WHAT NEEDS TO BE DONE :: Copy out every line containing the word "Risk".

* * * * * * * * *

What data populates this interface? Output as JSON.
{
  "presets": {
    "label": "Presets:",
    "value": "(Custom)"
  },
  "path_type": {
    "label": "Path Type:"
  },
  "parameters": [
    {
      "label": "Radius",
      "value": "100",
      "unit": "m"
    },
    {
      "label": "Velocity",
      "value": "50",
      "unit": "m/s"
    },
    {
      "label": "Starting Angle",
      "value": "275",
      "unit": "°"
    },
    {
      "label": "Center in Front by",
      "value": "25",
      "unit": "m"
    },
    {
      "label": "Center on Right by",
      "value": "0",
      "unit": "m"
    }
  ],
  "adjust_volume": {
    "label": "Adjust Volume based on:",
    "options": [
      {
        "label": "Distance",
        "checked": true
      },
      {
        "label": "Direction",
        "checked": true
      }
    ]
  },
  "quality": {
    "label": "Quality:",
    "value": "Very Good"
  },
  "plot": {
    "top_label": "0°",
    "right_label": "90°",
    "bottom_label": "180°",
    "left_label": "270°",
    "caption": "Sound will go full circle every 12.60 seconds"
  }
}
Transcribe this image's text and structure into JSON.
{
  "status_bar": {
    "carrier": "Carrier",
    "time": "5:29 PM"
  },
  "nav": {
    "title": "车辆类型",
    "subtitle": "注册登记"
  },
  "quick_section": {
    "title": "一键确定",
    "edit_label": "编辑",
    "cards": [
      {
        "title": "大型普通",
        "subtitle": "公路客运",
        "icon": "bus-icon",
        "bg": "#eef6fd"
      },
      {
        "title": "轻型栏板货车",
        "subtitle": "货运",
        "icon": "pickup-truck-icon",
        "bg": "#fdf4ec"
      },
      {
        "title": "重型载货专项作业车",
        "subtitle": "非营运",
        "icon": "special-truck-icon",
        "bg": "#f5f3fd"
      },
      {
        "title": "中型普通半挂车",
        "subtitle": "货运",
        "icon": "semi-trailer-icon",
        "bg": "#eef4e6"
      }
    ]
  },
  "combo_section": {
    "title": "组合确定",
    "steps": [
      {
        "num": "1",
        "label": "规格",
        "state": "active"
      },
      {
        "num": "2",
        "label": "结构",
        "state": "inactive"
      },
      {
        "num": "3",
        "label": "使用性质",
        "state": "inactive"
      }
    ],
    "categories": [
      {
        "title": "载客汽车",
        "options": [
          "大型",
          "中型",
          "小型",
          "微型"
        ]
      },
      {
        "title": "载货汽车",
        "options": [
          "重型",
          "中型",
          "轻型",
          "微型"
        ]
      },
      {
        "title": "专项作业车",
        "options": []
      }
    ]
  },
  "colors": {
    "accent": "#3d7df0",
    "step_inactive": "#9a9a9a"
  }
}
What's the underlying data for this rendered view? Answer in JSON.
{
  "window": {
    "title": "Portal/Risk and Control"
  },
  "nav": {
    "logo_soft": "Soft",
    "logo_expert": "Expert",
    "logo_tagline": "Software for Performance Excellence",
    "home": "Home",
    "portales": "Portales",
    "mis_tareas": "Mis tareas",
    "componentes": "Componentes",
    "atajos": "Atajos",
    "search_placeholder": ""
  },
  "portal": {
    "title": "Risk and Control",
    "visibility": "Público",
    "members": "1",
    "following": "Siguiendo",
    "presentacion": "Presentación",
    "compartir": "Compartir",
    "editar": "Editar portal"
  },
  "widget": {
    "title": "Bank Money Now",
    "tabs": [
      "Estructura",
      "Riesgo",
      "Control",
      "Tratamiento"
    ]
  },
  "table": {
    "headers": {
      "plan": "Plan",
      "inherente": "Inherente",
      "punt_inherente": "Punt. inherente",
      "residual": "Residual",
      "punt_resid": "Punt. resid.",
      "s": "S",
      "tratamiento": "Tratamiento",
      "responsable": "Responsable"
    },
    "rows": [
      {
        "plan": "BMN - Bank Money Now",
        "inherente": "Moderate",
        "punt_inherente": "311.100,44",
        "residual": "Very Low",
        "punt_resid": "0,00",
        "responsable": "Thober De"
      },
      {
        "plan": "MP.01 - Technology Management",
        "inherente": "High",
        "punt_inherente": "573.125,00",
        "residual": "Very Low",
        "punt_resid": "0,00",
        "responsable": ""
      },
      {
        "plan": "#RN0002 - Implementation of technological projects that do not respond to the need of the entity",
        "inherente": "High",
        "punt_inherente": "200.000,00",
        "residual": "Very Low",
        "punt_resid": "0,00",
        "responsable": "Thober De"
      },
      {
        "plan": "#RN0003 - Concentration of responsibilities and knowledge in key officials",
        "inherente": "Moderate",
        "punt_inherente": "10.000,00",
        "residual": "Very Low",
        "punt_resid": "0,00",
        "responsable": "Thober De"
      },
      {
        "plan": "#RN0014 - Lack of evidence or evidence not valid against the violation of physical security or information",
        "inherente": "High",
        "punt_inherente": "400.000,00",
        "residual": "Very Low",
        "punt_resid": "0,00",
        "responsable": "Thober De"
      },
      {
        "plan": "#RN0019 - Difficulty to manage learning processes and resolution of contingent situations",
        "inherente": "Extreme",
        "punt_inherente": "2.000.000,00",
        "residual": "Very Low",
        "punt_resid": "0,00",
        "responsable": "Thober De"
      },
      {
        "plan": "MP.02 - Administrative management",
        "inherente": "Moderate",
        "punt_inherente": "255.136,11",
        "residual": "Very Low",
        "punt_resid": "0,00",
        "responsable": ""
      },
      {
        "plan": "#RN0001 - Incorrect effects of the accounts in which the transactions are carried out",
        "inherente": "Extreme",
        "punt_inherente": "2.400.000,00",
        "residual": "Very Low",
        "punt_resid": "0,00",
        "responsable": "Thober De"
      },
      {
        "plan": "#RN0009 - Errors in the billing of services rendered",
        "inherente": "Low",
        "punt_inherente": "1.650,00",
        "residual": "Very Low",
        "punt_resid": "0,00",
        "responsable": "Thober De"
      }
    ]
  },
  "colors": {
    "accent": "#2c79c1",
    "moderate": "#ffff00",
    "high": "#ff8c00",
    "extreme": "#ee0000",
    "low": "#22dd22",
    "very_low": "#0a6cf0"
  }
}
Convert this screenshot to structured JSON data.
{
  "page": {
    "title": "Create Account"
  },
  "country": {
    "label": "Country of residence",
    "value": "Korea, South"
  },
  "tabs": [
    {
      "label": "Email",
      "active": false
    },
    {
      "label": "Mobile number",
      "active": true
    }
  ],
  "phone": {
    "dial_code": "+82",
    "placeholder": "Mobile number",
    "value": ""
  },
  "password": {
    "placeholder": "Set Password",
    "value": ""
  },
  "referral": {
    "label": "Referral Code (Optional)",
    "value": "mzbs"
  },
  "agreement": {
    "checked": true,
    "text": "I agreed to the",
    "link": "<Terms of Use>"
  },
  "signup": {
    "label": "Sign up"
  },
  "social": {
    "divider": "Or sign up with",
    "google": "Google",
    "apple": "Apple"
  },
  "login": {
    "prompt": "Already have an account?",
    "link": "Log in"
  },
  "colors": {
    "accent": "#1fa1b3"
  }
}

* * * * * * * * *

FULL OUTPUT ::
    "title": "Portal/Risk and Control"
    "title": "Risk and Control",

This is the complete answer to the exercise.